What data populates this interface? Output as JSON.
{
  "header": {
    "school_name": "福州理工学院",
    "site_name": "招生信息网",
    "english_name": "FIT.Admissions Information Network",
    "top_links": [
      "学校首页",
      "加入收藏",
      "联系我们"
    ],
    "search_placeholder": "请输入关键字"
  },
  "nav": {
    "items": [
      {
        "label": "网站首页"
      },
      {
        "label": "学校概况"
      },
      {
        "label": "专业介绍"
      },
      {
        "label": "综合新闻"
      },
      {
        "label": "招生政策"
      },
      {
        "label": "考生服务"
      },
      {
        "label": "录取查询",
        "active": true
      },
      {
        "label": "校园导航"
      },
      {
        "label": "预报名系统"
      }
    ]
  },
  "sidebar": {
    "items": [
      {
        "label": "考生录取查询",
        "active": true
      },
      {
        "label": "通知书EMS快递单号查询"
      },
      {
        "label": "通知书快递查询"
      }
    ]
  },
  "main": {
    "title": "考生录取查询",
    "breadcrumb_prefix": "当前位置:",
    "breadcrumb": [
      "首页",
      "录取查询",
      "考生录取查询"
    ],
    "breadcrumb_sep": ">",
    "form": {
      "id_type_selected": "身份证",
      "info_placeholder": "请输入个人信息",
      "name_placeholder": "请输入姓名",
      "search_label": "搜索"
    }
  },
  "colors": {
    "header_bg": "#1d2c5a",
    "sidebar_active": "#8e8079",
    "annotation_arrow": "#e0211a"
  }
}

::::::::::

PROBLEM →
Each line of the material above needs to be quoted exactly, please.

WRITTEN SOLUTION →
What data populates this interface? Output as JSON.
{
  "header": {
    "school_name": "福州理工学院",
    "site_name": "招生信息网",
    "english_name": "FIT.Admissions Information Network",
    "top_links": [
      "学校首页",
      "加入收藏",
      "联系我们"
    ],
    "search_placeholder": "请输入关键字"
  },
  "nav": {
    "items": [
      {
        "label": "网站首页"
      },
      {
        "label": "学校概况"
      },
      {
        "label": "专业介绍"
      },
      {
        "label": "综合新闻"
      },
      {
        "label": "招生政策"
      },
      {
        "label": "考生服务"
      },
      {
        "label": "录取查询",
        "active": true
      },
      {
        "label": "校园导航"
      },
      {
        "label": "预报名系统"
      }
    ]
  },
  "sidebar": {
    "items": [
      {
        "label": "考生录取查询",
        "active": true
      },
      {
        "label": "通知书EMS快递单号查询"
      },
      {
        "label": "通知书快递查询"
      }
    ]
  },
  "main": {
    "title": "考生录取查询",
    "breadcrumb_prefix": "当前位置:",
    "breadcrumb": [
      "首页",
      "录取查询",
      "考生录取查询"
    ],
    "breadcrumb_sep": ">",
    "form": {
      "id_type_selected": "身份证",
      "info_placeholder": "请输入个人信息",
      "name_placeholder": "请输入姓名",
      "search_label": "搜索"
    }
  },
  "colors": {
    "header_bg": "#1d2c5a",
    "sidebar_active": "#8e8079",
    "annotation_arrow": "#e0211a"
  }
}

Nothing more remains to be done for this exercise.